Your task: Review the material and extract every line in which the word "this" occurs.

Items:
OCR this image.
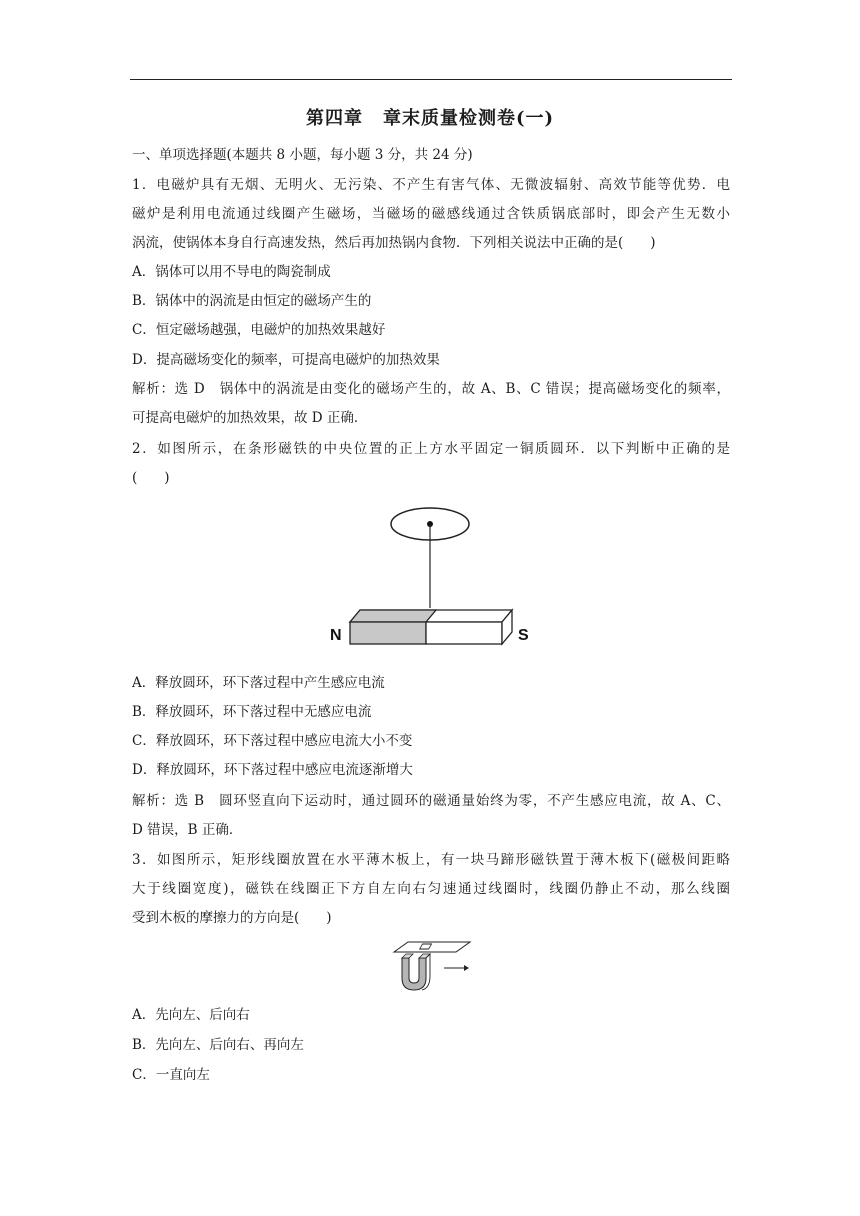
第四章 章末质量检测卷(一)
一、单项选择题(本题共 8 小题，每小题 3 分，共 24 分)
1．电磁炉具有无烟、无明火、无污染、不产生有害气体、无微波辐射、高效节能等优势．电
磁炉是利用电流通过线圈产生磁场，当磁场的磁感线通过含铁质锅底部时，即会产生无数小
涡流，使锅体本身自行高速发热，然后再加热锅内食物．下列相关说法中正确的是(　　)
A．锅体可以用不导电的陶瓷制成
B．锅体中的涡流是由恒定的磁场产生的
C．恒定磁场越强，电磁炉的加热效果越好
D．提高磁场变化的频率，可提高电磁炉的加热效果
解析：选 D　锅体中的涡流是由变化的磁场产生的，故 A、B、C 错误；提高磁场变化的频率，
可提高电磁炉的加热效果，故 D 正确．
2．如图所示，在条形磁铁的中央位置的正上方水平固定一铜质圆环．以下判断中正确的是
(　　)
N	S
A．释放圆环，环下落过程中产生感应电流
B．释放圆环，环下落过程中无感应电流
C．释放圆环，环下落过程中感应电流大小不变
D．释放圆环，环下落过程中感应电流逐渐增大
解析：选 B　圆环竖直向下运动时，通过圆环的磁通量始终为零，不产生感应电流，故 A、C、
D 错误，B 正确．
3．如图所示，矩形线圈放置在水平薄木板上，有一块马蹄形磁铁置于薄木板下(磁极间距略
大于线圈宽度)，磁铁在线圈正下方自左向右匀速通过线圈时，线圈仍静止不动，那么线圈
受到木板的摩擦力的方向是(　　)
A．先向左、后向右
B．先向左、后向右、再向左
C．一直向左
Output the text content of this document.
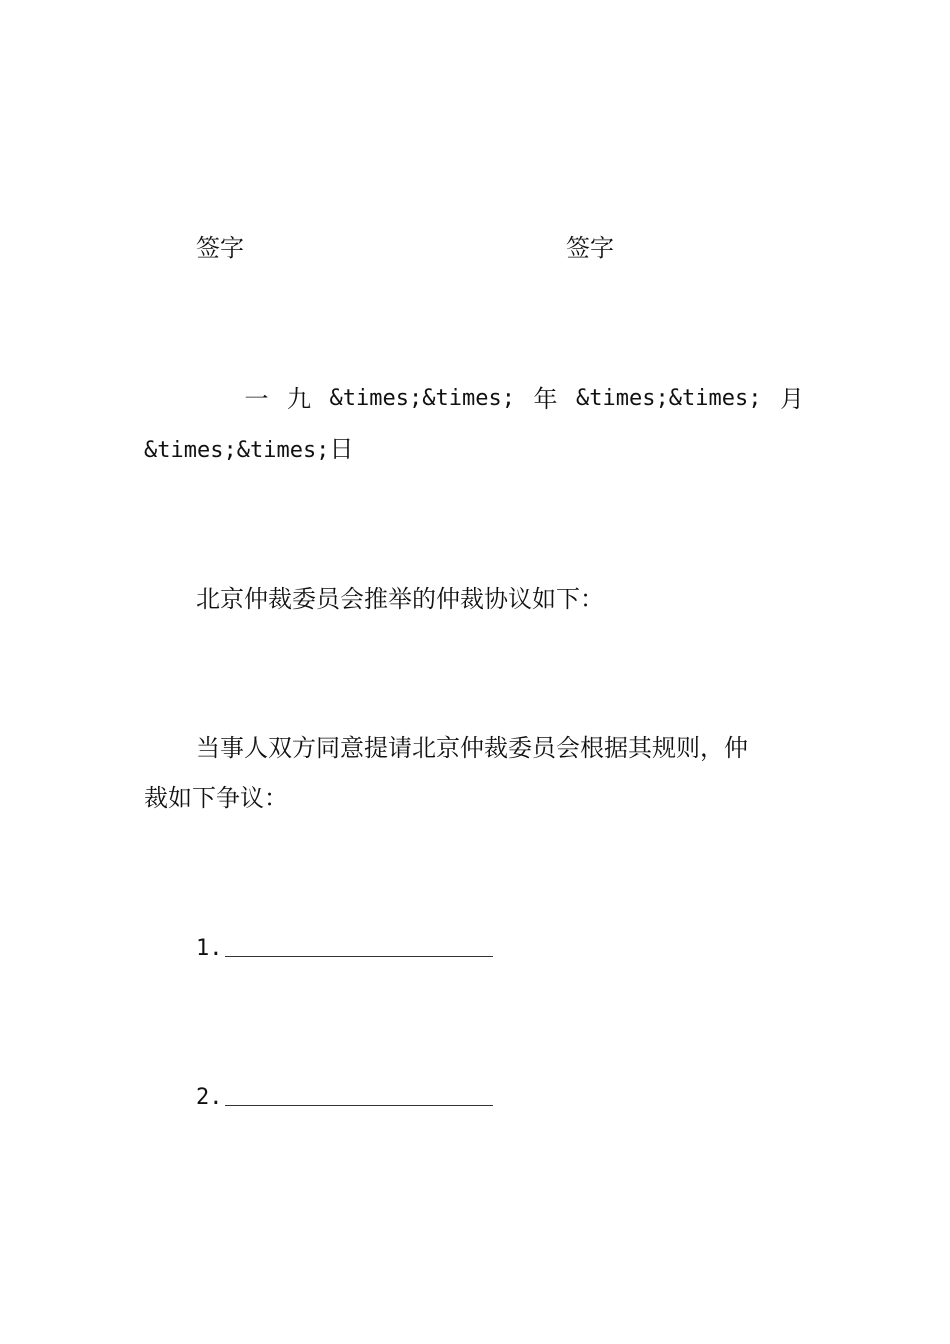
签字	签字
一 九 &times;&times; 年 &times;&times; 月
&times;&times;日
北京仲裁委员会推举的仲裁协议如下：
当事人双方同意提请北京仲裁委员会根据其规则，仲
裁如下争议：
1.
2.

Correct response:
OCR this image.
Output the text content of this document.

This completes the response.